__Given exercise__
Set down each line of the data below exactly as it stands, dropping the pictures.

__Input records__
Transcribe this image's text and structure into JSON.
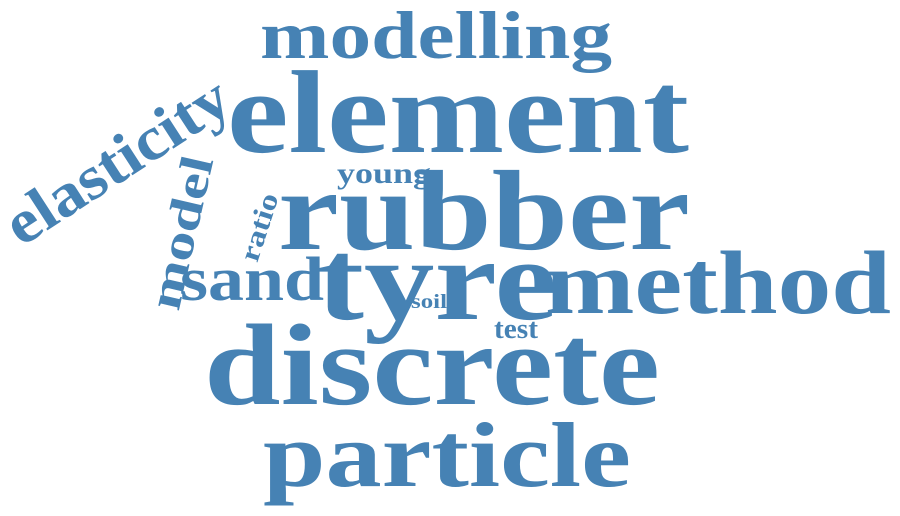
{
  "word_cloud": {
    "color": "#4682b4",
    "words": [
      {
        "key": "modelling",
        "text": "modelling"
      },
      {
        "key": "element",
        "text": "element"
      },
      {
        "key": "elasticity",
        "text": "elasticity"
      },
      {
        "key": "young",
        "text": "young"
      },
      {
        "key": "model",
        "text": "model"
      },
      {
        "key": "rubber",
        "text": "rubber"
      },
      {
        "key": "ratio",
        "text": "ratio"
      },
      {
        "key": "sand",
        "text": "sand"
      },
      {
        "key": "tyre",
        "text": "tyre"
      },
      {
        "key": "method",
        "text": "method"
      },
      {
        "key": "soil",
        "text": "soil"
      },
      {
        "key": "test",
        "text": "test"
      },
      {
        "key": "discrete",
        "text": "discrete"
      },
      {
        "key": "particle",
        "text": "particle"
      }
    ]
  }
}
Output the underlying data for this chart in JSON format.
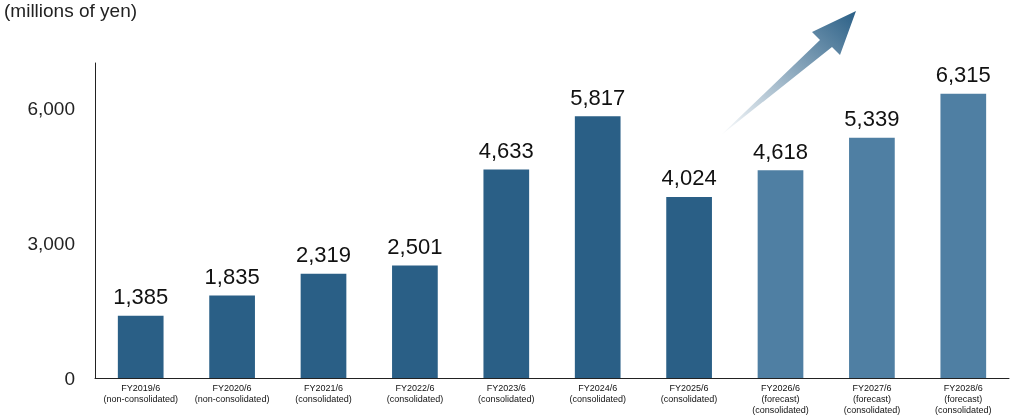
{
  "chart_data": {
    "type": "bar",
    "ylabel": "(millions of yen)",
    "categories": [
      "FY2019/6\n(non-consolidated)",
      "FY2020/6\n(non-consolidated)",
      "FY2021/6\n(consolidated)",
      "FY2022/6\n(consolidated)",
      "FY2023/6\n(consolidated)",
      "FY2024/6\n(consolidated)",
      "FY2025/6\n(consolidated)",
      "FY2026/6\n(forecast)\n(consolidated)",
      "FY2027/6\n(forecast)\n(consolidated)",
      "FY2028/6\n(forecast)\n(consolidated)"
    ],
    "values": [
      1385,
      1835,
      2319,
      2501,
      4633,
      5817,
      4024,
      4618,
      5339,
      6315
    ],
    "value_labels": [
      "1,385",
      "1,835",
      "2,319",
      "2,501",
      "4,633",
      "5,817",
      "4,024",
      "4,618",
      "5,339",
      "6,315"
    ],
    "colors": [
      "#2a5f86",
      "#2a5f86",
      "#2a5f86",
      "#2a5f86",
      "#2a5f86",
      "#2a5f86",
      "#2a5f86",
      "#4f7fa3",
      "#4f7fa3",
      "#4f7fa3"
    ],
    "ylim": [
      0,
      7000
    ],
    "yticks": [
      0,
      {
        "value": 3000,
        "label": "3,000"
      },
      {
        "value": 6000,
        "label": "6,000"
      }
    ],
    "grid": false
  }
}
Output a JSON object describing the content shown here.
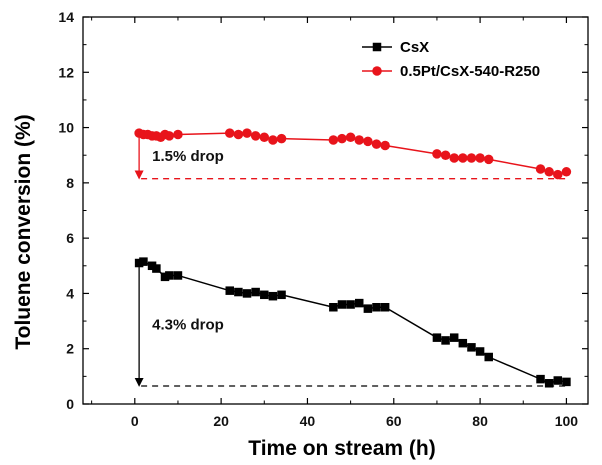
{
  "chart_data": {
    "type": "line",
    "xlabel": "Time on stream (h)",
    "ylabel": "Toluene conversion (%)",
    "xlim": [
      -12,
      105
    ],
    "ylim": [
      0,
      14
    ],
    "xticks": [
      0,
      20,
      40,
      60,
      80,
      100
    ],
    "yticks": [
      0,
      2,
      4,
      6,
      8,
      10,
      12,
      14
    ],
    "grid": false,
    "legend_position": "top-right",
    "series": [
      {
        "name": "CsX",
        "marker": "square",
        "color": "#000000",
        "x": [
          1,
          2,
          4,
          5,
          7,
          8,
          10,
          22,
          24,
          26,
          28,
          30,
          32,
          34,
          46,
          48,
          50,
          52,
          54,
          56,
          58,
          70,
          72,
          74,
          76,
          78,
          80,
          82,
          94,
          96,
          98,
          100
        ],
        "y": [
          5.1,
          5.15,
          5.0,
          4.9,
          4.6,
          4.65,
          4.65,
          4.1,
          4.05,
          4.0,
          4.05,
          3.95,
          3.9,
          3.95,
          3.5,
          3.6,
          3.6,
          3.65,
          3.45,
          3.5,
          3.5,
          2.4,
          2.3,
          2.4,
          2.2,
          2.05,
          1.9,
          1.7,
          0.9,
          0.75,
          0.85,
          0.8
        ]
      },
      {
        "name": "0.5Pt/CsX-540-R250",
        "marker": "circle",
        "color": "#e8141b",
        "x": [
          1,
          2,
          3,
          4,
          5,
          6,
          7,
          8,
          10,
          22,
          24,
          26,
          28,
          30,
          32,
          34,
          46,
          48,
          50,
          52,
          54,
          56,
          58,
          70,
          72,
          74,
          76,
          78,
          80,
          82,
          94,
          96,
          98,
          100
        ],
        "y": [
          9.8,
          9.75,
          9.75,
          9.7,
          9.7,
          9.65,
          9.75,
          9.7,
          9.75,
          9.8,
          9.75,
          9.8,
          9.7,
          9.65,
          9.55,
          9.6,
          9.55,
          9.6,
          9.65,
          9.55,
          9.5,
          9.4,
          9.35,
          9.05,
          9.0,
          8.9,
          8.9,
          8.9,
          8.9,
          8.85,
          8.5,
          8.4,
          8.3,
          8.4
        ]
      }
    ],
    "annotations": [
      {
        "text": "1.5% drop",
        "color": "#e8141b",
        "x_start": 1,
        "y_from": 9.8,
        "y_to": 8.15,
        "line_to_x": 100
      },
      {
        "text": "4.3% drop",
        "color": "#000000",
        "x_start": 1,
        "y_from": 5.1,
        "y_to": 0.65,
        "line_to_x": 100
      }
    ]
  }
}
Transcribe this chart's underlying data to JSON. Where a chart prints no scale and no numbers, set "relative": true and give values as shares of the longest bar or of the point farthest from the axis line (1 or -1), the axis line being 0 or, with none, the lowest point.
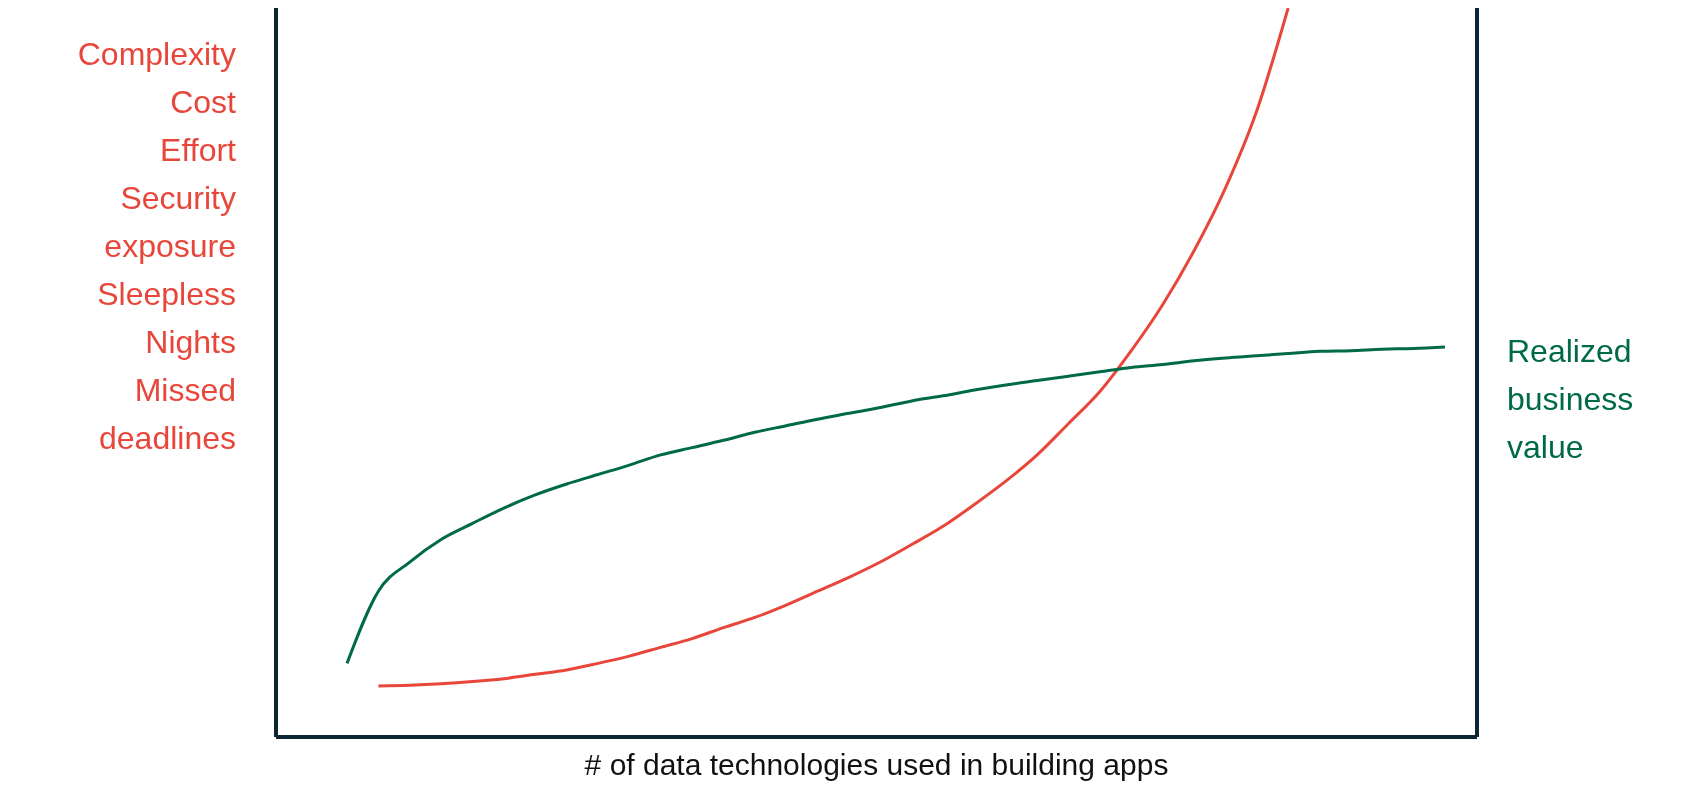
{
  "chart_data": {
    "type": "line",
    "relative": true,
    "xlabel": "# of data technologies used in building apps",
    "ylabel": "Complexity\nCost\nEffort\nSecurity\nexposure\nSleepless\nNights\nMissed\ndeadlines",
    "categories": [
      null,
      null,
      null,
      null,
      null,
      null,
      null,
      null,
      null,
      null,
      null,
      null,
      null,
      null,
      null,
      null,
      null,
      null,
      null,
      null,
      null,
      null,
      null,
      null,
      null,
      null,
      null,
      null,
      null,
      null,
      null,
      null,
      null,
      null,
      null,
      null
    ],
    "marker": "none",
    "line_style": "solid",
    "series": [
      {
        "color": "#e8463a",
        "values": [
          null,
          0.07,
          0.071,
          0.073,
          0.076,
          0.08,
          0.086,
          0.092,
          0.101,
          0.111,
          0.123,
          0.135,
          0.15,
          0.164,
          0.181,
          0.2,
          0.219,
          0.24,
          0.264,
          0.289,
          0.319,
          0.351,
          0.387,
          0.43,
          0.474,
          0.53,
          0.593,
          0.667,
          0.753,
          0.859,
          1,
          null,
          null,
          null,
          null,
          null
        ]
      },
      {
        "name": "Realized business value",
        "color": "#006a48",
        "values": [
          0.101,
          0.2,
          0.24,
          0.271,
          0.293,
          0.314,
          0.332,
          0.347,
          0.36,
          0.373,
          0.387,
          0.397,
          0.407,
          0.418,
          0.427,
          0.436,
          0.444,
          0.452,
          0.461,
          0.468,
          0.476,
          0.483,
          0.489,
          0.495,
          0.501,
          0.507,
          0.511,
          0.516,
          0.52,
          0.523,
          0.526,
          0.529,
          0.53,
          0.532,
          0.533,
          0.535
        ]
      }
    ]
  }
}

__Final result__
Transcribe this image's text and structure into JSON.
{
  "word_cloud": {
    "color": "#4682b4",
    "words": [
      {
        "key": "modelling",
        "text": "modelling"
      },
      {
        "key": "element",
        "text": "element"
      },
      {
        "key": "elasticity",
        "text": "elasticity"
      },
      {
        "key": "young",
        "text": "young"
      },
      {
        "key": "model",
        "text": "model"
      },
      {
        "key": "rubber",
        "text": "rubber"
      },
      {
        "key": "ratio",
        "text": "ratio"
      },
      {
        "key": "sand",
        "text": "sand"
      },
      {
        "key": "tyre",
        "text": "tyre"
      },
      {
        "key": "method",
        "text": "method"
      },
      {
        "key": "soil",
        "text": "soil"
      },
      {
        "key": "test",
        "text": "test"
      },
      {
        "key": "discrete",
        "text": "discrete"
      },
      {
        "key": "particle",
        "text": "particle"
      }
    ]
  }
}
Output the underlying data for this chart in JSON format.
{
  "chart_data": {
    "type": "bar",
    "ylabel": "(millions of yen)",
    "categories": [
      "FY2019/6\n(non-consolidated)",
      "FY2020/6\n(non-consolidated)",
      "FY2021/6\n(consolidated)",
      "FY2022/6\n(consolidated)",
      "FY2023/6\n(consolidated)",
      "FY2024/6\n(consolidated)",
      "FY2025/6\n(consolidated)",
      "FY2026/6\n(forecast)\n(consolidated)",
      "FY2027/6\n(forecast)\n(consolidated)",
      "FY2028/6\n(forecast)\n(consolidated)"
    ],
    "values": [
      1385,
      1835,
      2319,
      2501,
      4633,
      5817,
      4024,
      4618,
      5339,
      6315
    ],
    "value_labels": [
      "1,385",
      "1,835",
      "2,319",
      "2,501",
      "4,633",
      "5,817",
      "4,024",
      "4,618",
      "5,339",
      "6,315"
    ],
    "colors": [
      "#2a5f86",
      "#2a5f86",
      "#2a5f86",
      "#2a5f86",
      "#2a5f86",
      "#2a5f86",
      "#2a5f86",
      "#4f7fa3",
      "#4f7fa3",
      "#4f7fa3"
    ],
    "ylim": [
      0,
      7000
    ],
    "yticks": [
      0,
      {
        "value": 3000,
        "label": "3,000"
      },
      {
        "value": 6000,
        "label": "6,000"
      }
    ],
    "grid": false
  }
}
Output a JSON object describing the content shown here.
{
  "chart_data": {
    "type": "line",
    "xlabel": "Time on stream (h)",
    "ylabel": "Toluene conversion (%)",
    "xlim": [
      -12,
      105
    ],
    "ylim": [
      0,
      14
    ],
    "xticks": [
      0,
      20,
      40,
      60,
      80,
      100
    ],
    "yticks": [
      0,
      2,
      4,
      6,
      8,
      10,
      12,
      14
    ],
    "grid": false,
    "legend_position": "top-right",
    "series": [
      {
        "name": "CsX",
        "marker": "square",
        "color": "#000000",
        "x": [
          1,
          2,
          4,
          5,
          7,
          8,
          10,
          22,
          24,
          26,
          28,
          30,
          32,
          34,
          46,
          48,
          50,
          52,
          54,
          56,
          58,
          70,
          72,
          74,
          76,
          78,
          80,
          82,
          94,
          96,
          98,
          100
        ],
        "y": [
          5.1,
          5.15,
          5.0,
          4.9,
          4.6,
          4.65,
          4.65,
          4.1,
          4.05,
          4.0,
          4.05,
          3.95,
          3.9,
          3.95,
          3.5,
          3.6,
          3.6,
          3.65,
          3.45,
          3.5,
          3.5,
          2.4,
          2.3,
          2.4,
          2.2,
          2.05,
          1.9,
          1.7,
          0.9,
          0.75,
          0.85,
          0.8
        ]
      },
      {
        "name": "0.5Pt/CsX-540-R250",
        "marker": "circle",
        "color": "#e8141b",
        "x": [
          1,
          2,
          3,
          4,
          5,
          6,
          7,
          8,
          10,
          22,
          24,
          26,
          28,
          30,
          32,
          34,
          46,
          48,
          50,
          52,
          54,
          56,
          58,
          70,
          72,
          74,
          76,
          78,
          80,
          82,
          94,
          96,
          98,
          100
        ],
        "y": [
          9.8,
          9.75,
          9.75,
          9.7,
          9.7,
          9.65,
          9.75,
          9.7,
          9.75,
          9.8,
          9.75,
          9.8,
          9.7,
          9.65,
          9.55,
          9.6,
          9.55,
          9.6,
          9.65,
          9.55,
          9.5,
          9.4,
          9.35,
          9.05,
          9.0,
          8.9,
          8.9,
          8.9,
          8.9,
          8.85,
          8.5,
          8.4,
          8.3,
          8.4
        ]
      }
    ],
    "annotations": [
      {
        "text": "1.5% drop",
        "color": "#e8141b",
        "x_start": 1,
        "y_from": 9.8,
        "y_to": 8.15,
        "line_to_x": 100
      },
      {
        "text": "4.3% drop",
        "color": "#000000",
        "x_start": 1,
        "y_from": 5.1,
        "y_to": 0.65,
        "line_to_x": 100
      }
    ]
  }
}
Transcribe this chart's underlying data to JSON. Where a chart prints no scale and no numbers, set "relative": true and give values as shares of the longest bar or of the point farthest from the axis line (1 or -1), the axis line being 0 or, with none, the lowest point.
{
  "chart_data": {
    "type": "line",
    "relative": true,
    "xlabel": "# of data technologies used in building apps",
    "ylabel": "Complexity\nCost\nEffort\nSecurity\nexposure\nSleepless\nNights\nMissed\ndeadlines",
    "categories": [
      null,
      null,
      null,
      null,
      null,
      null,
      null,
      null,
      null,
      null,
      null,
      null,
      null,
      null,
      null,
      null,
      null,
      null,
      null,
      null,
      null,
      null,
      null,
      null,
      null,
      null,
      null,
      null,
      null,
      null,
      null,
      null,
      null,
      null,
      null,
      null
    ],
    "marker": "none",
    "line_style": "solid",
    "series": [
      {
        "color": "#e8463a",
        "values": [
          null,
          0.07,
          0.071,
          0.073,
          0.076,
          0.08,
          0.086,
          0.092,
          0.101,
          0.111,
          0.123,
          0.135,
          0.15,
          0.164,
          0.181,
          0.2,
          0.219,
          0.24,
          0.264,
          0.289,
          0.319,
          0.351,
          0.387,
          0.43,
          0.474,
          0.53,
          0.593,
          0.667,
          0.753,
          0.859,
          1,
          null,
          null,
          null,
          null,
          null
        ]
      },
      {
        "name": "Realized business value",
        "color": "#006a48",
        "values": [
          0.101,
          0.2,
          0.24,
          0.271,
          0.293,
          0.314,
          0.332,
          0.347,
          0.36,
          0.373,
          0.387,
          0.397,
          0.407,
          0.418,
          0.427,
          0.436,
          0.444,
          0.452,
          0.461,
          0.468,
          0.476,
          0.483,
          0.489,
          0.495,
          0.501,
          0.507,
          0.511,
          0.516,
          0.52,
          0.523,
          0.526,
          0.529,
          0.53,
          0.532,
          0.533,
          0.535
        ]
      }
    ]
  }
}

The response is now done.